== Work required ==
Copy every record below exactly.

┌─ Source material

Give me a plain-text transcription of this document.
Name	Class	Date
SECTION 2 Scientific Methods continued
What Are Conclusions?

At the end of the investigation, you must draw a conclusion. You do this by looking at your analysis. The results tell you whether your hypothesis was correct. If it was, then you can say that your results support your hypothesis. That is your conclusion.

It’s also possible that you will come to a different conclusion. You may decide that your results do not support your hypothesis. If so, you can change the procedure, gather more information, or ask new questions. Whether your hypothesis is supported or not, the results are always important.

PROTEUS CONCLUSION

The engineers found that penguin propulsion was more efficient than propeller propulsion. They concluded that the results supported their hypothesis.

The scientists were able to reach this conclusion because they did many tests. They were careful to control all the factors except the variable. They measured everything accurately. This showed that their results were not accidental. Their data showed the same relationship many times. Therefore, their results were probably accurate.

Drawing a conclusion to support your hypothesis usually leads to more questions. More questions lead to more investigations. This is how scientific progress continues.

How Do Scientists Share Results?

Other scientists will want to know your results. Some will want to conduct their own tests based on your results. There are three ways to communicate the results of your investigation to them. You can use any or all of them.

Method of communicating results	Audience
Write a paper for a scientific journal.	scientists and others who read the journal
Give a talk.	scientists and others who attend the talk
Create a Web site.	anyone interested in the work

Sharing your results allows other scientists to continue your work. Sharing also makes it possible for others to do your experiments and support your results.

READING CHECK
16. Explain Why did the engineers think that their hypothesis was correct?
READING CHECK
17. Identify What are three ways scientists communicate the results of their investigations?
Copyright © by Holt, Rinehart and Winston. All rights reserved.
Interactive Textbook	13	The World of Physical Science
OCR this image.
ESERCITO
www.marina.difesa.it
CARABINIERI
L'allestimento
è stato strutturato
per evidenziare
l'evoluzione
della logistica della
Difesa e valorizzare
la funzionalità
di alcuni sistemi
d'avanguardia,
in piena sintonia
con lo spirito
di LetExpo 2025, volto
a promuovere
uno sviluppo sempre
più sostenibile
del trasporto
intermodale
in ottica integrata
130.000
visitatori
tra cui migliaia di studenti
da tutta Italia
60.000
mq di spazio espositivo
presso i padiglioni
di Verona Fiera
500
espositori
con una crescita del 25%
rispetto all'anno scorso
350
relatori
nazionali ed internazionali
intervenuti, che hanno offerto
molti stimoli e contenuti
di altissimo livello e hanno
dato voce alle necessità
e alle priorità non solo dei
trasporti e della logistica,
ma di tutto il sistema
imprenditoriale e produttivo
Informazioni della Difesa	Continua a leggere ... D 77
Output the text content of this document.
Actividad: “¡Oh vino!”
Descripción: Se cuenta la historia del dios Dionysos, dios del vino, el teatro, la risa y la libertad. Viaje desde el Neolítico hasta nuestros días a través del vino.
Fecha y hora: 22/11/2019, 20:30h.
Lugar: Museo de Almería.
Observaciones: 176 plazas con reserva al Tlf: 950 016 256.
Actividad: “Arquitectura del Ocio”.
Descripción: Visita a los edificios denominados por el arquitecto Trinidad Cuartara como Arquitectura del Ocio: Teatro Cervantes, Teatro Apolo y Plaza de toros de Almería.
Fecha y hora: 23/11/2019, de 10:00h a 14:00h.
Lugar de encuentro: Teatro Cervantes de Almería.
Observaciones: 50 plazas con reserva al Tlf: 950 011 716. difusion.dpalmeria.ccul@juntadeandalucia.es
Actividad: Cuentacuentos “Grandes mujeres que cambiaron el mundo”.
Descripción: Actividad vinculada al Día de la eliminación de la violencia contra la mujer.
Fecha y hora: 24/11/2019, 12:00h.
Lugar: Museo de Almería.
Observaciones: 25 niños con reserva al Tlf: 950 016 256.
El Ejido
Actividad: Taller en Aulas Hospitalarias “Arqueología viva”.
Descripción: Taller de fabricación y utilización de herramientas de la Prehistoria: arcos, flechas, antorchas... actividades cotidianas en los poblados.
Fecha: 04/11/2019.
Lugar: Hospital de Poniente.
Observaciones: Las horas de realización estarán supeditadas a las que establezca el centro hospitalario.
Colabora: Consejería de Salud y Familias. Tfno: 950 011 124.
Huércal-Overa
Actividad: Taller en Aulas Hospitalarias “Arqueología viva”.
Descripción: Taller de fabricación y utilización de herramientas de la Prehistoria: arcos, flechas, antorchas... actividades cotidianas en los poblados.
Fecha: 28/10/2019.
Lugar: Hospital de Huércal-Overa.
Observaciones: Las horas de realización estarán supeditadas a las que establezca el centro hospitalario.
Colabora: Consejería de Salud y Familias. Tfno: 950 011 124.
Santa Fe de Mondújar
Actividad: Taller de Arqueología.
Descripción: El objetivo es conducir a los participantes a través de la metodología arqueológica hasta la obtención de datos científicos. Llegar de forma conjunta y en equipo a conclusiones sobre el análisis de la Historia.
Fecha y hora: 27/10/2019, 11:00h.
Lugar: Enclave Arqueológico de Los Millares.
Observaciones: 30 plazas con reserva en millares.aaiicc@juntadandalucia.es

└─

== Output for this exercise ==
Give me a plain-text transcription of this document.
Name	Class	Date
SECTION 2 Scientific Methods continued
What Are Conclusions?

At the end of the investigation, you must draw a conclusion. You do this by looking at your analysis. The results tell you whether your hypothesis was correct. If it was, then you can say that your results support your hypothesis. That is your conclusion.

It’s also possible that you will come to a different conclusion. You may decide that your results do not support your hypothesis. If so, you can change the procedure, gather more information, or ask new questions. Whether your hypothesis is supported or not, the results are always important.

PROTEUS CONCLUSION

The engineers found that penguin propulsion was more efficient than propeller propulsion. They concluded that the results supported their hypothesis.

The scientists were able to reach this conclusion because they did many tests. They were careful to control all the factors except the variable. They measured everything accurately. This showed that their results were not accidental. Their data showed the same relationship many times. Therefore, their results were probably accurate.

Drawing a conclusion to support your hypothesis usually leads to more questions. More questions lead to more investigations. This is how scientific progress continues.

How Do Scientists Share Results?

Other scientists will want to know your results. Some will want to conduct their own tests based on your results. There are three ways to communicate the results of your investigation to them. You can use any or all of them.

Method of communicating results	Audience
Write a paper for a scientific journal.	scientists and others who read the journal
Give a talk.	scientists and others who attend the talk
Create a Web site.	anyone interested in the work

Sharing your results allows other scientists to continue your work. Sharing also makes it possible for others to do your experiments and support your results.

READING CHECK
16. Explain Why did the engineers think that their hypothesis was correct?
READING CHECK
17. Identify What are three ways scientists communicate the results of their investigations?
Copyright © by Holt, Rinehart and Winston. All rights reserved.
Interactive Textbook	13	The World of Physical Science
OCR this image.
ESERCITO
www.marina.difesa.it
CARABINIERI
L'allestimento
è stato strutturato
per evidenziare
l'evoluzione
della logistica della
Difesa e valorizzare
la funzionalità
di alcuni sistemi
d'avanguardia,
in piena sintonia
con lo spirito
di LetExpo 2025, volto
a promuovere
uno sviluppo sempre
più sostenibile
del trasporto
intermodale
in ottica integrata
130.000
visitatori
tra cui migliaia di studenti
da tutta Italia
60.000
mq di spazio espositivo
presso i padiglioni
di Verona Fiera
500
espositori
con una crescita del 25%
rispetto all'anno scorso
350
relatori
nazionali ed internazionali
intervenuti, che hanno offerto
molti stimoli e contenuti
di altissimo livello e hanno
dato voce alle necessità
e alle priorità non solo dei
trasporti e della logistica,
ma di tutto il sistema
imprenditoriale e produttivo
Informazioni della Difesa	Continua a leggere ... D 77
Output the text content of this document.
Actividad: “¡Oh vino!”
Descripción: Se cuenta la historia del dios Dionysos, dios del vino, el teatro, la risa y la libertad. Viaje desde el Neolítico hasta nuestros días a través del vino.
Fecha y hora: 22/11/2019, 20:30h.
Lugar: Museo de Almería.
Observaciones: 176 plazas con reserva al Tlf: 950 016 256.
Actividad: “Arquitectura del Ocio”.
Descripción: Visita a los edificios denominados por el arquitecto Trinidad Cuartara como Arquitectura del Ocio: Teatro Cervantes, Teatro Apolo y Plaza de toros de Almería.
Fecha y hora: 23/11/2019, de 10:00h a 14:00h.
Lugar de encuentro: Teatro Cervantes de Almería.
Observaciones: 50 plazas con reserva al Tlf: 950 011 716. difusion.dpalmeria.ccul@juntadeandalucia.es
Actividad: Cuentacuentos “Grandes mujeres que cambiaron el mundo”.
Descripción: Actividad vinculada al Día de la eliminación de la violencia contra la mujer.
Fecha y hora: 24/11/2019, 12:00h.
Lugar: Museo de Almería.
Observaciones: 25 niños con reserva al Tlf: 950 016 256.
El Ejido
Actividad: Taller en Aulas Hospitalarias “Arqueología viva”.
Descripción: Taller de fabricación y utilización de herramientas de la Prehistoria: arcos, flechas, antorchas... actividades cotidianas en los poblados.
Fecha: 04/11/2019.
Lugar: Hospital de Poniente.
Observaciones: Las horas de realización estarán supeditadas a las que establezca el centro hospitalario.
Colabora: Consejería de Salud y Familias. Tfno: 950 011 124.
Huércal-Overa
Actividad: Taller en Aulas Hospitalarias “Arqueología viva”.
Descripción: Taller de fabricación y utilización de herramientas de la Prehistoria: arcos, flechas, antorchas... actividades cotidianas en los poblados.
Fecha: 28/10/2019.
Lugar: Hospital de Huércal-Overa.
Observaciones: Las horas de realización estarán supeditadas a las que establezca el centro hospitalario.
Colabora: Consejería de Salud y Familias. Tfno: 950 011 124.
Santa Fe de Mondújar
Actividad: Taller de Arqueología.
Descripción: El objetivo es conducir a los participantes a través de la metodología arqueológica hasta la obtención de datos científicos. Llegar de forma conjunta y en equipo a conclusiones sobre el análisis de la Historia.
Fecha y hora: 27/10/2019, 11:00h.
Lugar: Enclave Arqueológico de Los Millares.
Observaciones: 30 plazas con reserva en millares.aaiicc@juntadandalucia.es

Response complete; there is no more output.